[Dataset rows for document pages]
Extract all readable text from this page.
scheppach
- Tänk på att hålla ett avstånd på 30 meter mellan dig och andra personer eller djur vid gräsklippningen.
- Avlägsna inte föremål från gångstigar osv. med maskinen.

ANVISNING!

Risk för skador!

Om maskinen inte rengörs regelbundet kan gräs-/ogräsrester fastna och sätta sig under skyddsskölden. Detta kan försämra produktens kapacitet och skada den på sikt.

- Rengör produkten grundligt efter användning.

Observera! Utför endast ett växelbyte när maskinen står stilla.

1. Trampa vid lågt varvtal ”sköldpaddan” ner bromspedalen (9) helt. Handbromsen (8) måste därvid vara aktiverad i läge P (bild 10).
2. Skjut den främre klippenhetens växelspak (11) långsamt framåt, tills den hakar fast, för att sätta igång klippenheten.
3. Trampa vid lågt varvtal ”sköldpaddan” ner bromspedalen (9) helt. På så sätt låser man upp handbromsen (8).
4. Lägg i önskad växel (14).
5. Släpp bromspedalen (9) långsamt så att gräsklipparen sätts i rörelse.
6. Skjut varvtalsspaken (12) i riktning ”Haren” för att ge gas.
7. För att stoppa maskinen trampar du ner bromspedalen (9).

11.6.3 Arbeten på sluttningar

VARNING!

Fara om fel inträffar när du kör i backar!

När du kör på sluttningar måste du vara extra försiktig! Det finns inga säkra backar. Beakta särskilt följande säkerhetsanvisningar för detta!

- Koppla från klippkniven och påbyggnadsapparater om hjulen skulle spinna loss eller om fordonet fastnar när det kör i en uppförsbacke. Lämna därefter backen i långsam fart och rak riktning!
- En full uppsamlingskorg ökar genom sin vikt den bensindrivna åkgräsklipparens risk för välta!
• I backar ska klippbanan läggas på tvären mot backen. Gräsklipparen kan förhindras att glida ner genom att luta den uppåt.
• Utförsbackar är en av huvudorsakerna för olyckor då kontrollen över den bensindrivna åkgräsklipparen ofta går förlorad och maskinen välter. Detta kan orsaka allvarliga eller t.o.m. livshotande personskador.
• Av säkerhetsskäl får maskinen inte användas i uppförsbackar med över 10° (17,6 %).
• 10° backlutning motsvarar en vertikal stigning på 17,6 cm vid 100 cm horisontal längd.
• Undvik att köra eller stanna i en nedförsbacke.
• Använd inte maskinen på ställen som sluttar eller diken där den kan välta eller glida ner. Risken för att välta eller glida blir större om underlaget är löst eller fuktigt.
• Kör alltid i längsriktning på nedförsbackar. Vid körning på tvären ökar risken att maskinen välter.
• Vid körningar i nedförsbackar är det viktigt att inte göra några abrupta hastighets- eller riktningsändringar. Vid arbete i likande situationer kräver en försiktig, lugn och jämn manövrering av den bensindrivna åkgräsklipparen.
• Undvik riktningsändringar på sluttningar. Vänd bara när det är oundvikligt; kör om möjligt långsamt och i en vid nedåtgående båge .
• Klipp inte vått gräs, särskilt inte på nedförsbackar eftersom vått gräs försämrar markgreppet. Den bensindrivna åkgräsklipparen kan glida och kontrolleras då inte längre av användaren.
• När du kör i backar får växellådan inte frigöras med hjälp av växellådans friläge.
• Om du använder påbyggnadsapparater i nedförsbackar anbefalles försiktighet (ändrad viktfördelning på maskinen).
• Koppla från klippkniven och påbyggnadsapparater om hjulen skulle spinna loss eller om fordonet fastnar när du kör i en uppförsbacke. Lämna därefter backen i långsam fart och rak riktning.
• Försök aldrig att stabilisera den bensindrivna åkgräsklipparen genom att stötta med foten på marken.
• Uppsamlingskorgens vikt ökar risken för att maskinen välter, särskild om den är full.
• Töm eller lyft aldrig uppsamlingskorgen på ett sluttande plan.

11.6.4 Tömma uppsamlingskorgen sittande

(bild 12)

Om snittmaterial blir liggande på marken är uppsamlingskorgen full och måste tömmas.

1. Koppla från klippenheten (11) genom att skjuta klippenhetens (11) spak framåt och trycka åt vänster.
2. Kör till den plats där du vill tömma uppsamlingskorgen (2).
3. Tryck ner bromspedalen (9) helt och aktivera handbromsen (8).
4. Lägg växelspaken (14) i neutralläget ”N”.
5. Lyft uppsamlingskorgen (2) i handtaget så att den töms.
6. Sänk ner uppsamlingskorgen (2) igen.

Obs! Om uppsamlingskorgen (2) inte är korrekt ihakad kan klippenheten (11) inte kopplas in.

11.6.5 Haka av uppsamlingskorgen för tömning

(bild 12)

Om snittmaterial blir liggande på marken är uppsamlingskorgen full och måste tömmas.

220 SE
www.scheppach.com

■ Work task
Retype all of the entries shown above, exactly.

■ Solution to this task
Extract all readable text from this page.
scheppach
- Tänk på att hålla ett avstånd på 30 meter mellan dig och andra personer eller djur vid gräsklippningen.
- Avlägsna inte föremål från gångstigar osv. med maskinen.

ANVISNING!

Risk för skador!

Om maskinen inte rengörs regelbundet kan gräs-/ogräsrester fastna och sätta sig under skyddsskölden. Detta kan försämra produktens kapacitet och skada den på sikt.

- Rengör produkten grundligt efter användning.

Observera! Utför endast ett växelbyte när maskinen står stilla.

1. Trampa vid lågt varvtal ”sköldpaddan” ner bromspedalen (9) helt. Handbromsen (8) måste därvid vara aktiverad i läge P (bild 10).
2. Skjut den främre klippenhetens växelspak (11) långsamt framåt, tills den hakar fast, för att sätta igång klippenheten.
3. Trampa vid lågt varvtal ”sköldpaddan” ner bromspedalen (9) helt. På så sätt låser man upp handbromsen (8).
4. Lägg i önskad växel (14).
5. Släpp bromspedalen (9) långsamt så att gräsklipparen sätts i rörelse.
6. Skjut varvtalsspaken (12) i riktning ”Haren” för att ge gas.
7. För att stoppa maskinen trampar du ner bromspedalen (9).

11.6.3 Arbeten på sluttningar

VARNING!

Fara om fel inträffar när du kör i backar!

När du kör på sluttningar måste du vara extra försiktig! Det finns inga säkra backar. Beakta särskilt följande säkerhetsanvisningar för detta!

- Koppla från klippkniven och påbyggnadsapparater om hjulen skulle spinna loss eller om fordonet fastnar när det kör i en uppförsbacke. Lämna därefter backen i långsam fart och rak riktning!
- En full uppsamlingskorg ökar genom sin vikt den bensindrivna åkgräsklipparens risk för välta!
• I backar ska klippbanan läggas på tvären mot backen. Gräsklipparen kan förhindras att glida ner genom att luta den uppåt.
• Utförsbackar är en av huvudorsakerna för olyckor då kontrollen över den bensindrivna åkgräsklipparen ofta går förlorad och maskinen välter. Detta kan orsaka allvarliga eller t.o.m. livshotande personskador.
• Av säkerhetsskäl får maskinen inte användas i uppförsbackar med över 10° (17,6 %).
• 10° backlutning motsvarar en vertikal stigning på 17,6 cm vid 100 cm horisontal längd.
• Undvik att köra eller stanna i en nedförsbacke.
• Använd inte maskinen på ställen som sluttar eller diken där den kan välta eller glida ner. Risken för att välta eller glida blir större om underlaget är löst eller fuktigt.
• Kör alltid i längsriktning på nedförsbackar. Vid körning på tvären ökar risken att maskinen välter.
• Vid körningar i nedförsbackar är det viktigt att inte göra några abrupta hastighets- eller riktningsändringar. Vid arbete i likande situationer kräver en försiktig, lugn och jämn manövrering av den bensindrivna åkgräsklipparen.
• Undvik riktningsändringar på sluttningar. Vänd bara när det är oundvikligt; kör om möjligt långsamt och i en vid nedåtgående båge .
• Klipp inte vått gräs, särskilt inte på nedförsbackar eftersom vått gräs försämrar markgreppet. Den bensindrivna åkgräsklipparen kan glida och kontrolleras då inte längre av användaren.
• När du kör i backar får växellådan inte frigöras med hjälp av växellådans friläge.
• Om du använder påbyggnadsapparater i nedförsbackar anbefalles försiktighet (ändrad viktfördelning på maskinen).
• Koppla från klippkniven och påbyggnadsapparater om hjulen skulle spinna loss eller om fordonet fastnar när du kör i en uppförsbacke. Lämna därefter backen i långsam fart och rak riktning.
• Försök aldrig att stabilisera den bensindrivna åkgräsklipparen genom att stötta med foten på marken.
• Uppsamlingskorgens vikt ökar risken för att maskinen välter, särskild om den är full.
• Töm eller lyft aldrig uppsamlingskorgen på ett sluttande plan.

11.6.4 Tömma uppsamlingskorgen sittande

(bild 12)

Om snittmaterial blir liggande på marken är uppsamlingskorgen full och måste tömmas.

1. Koppla från klippenheten (11) genom att skjuta klippenhetens (11) spak framåt och trycka åt vänster.
2. Kör till den plats där du vill tömma uppsamlingskorgen (2).
3. Tryck ner bromspedalen (9) helt och aktivera handbromsen (8).
4. Lägg växelspaken (14) i neutralläget ”N”.
5. Lyft uppsamlingskorgen (2) i handtaget så att den töms.
6. Sänk ner uppsamlingskorgen (2) igen.

Obs! Om uppsamlingskorgen (2) inte är korrekt ihakad kan klippenheten (11) inte kopplas in.

11.6.5 Haka av uppsamlingskorgen för tömning

(bild 12)

Om snittmaterial blir liggande på marken är uppsamlingskorgen full och måste tömmas.

220 SE
www.scheppach.com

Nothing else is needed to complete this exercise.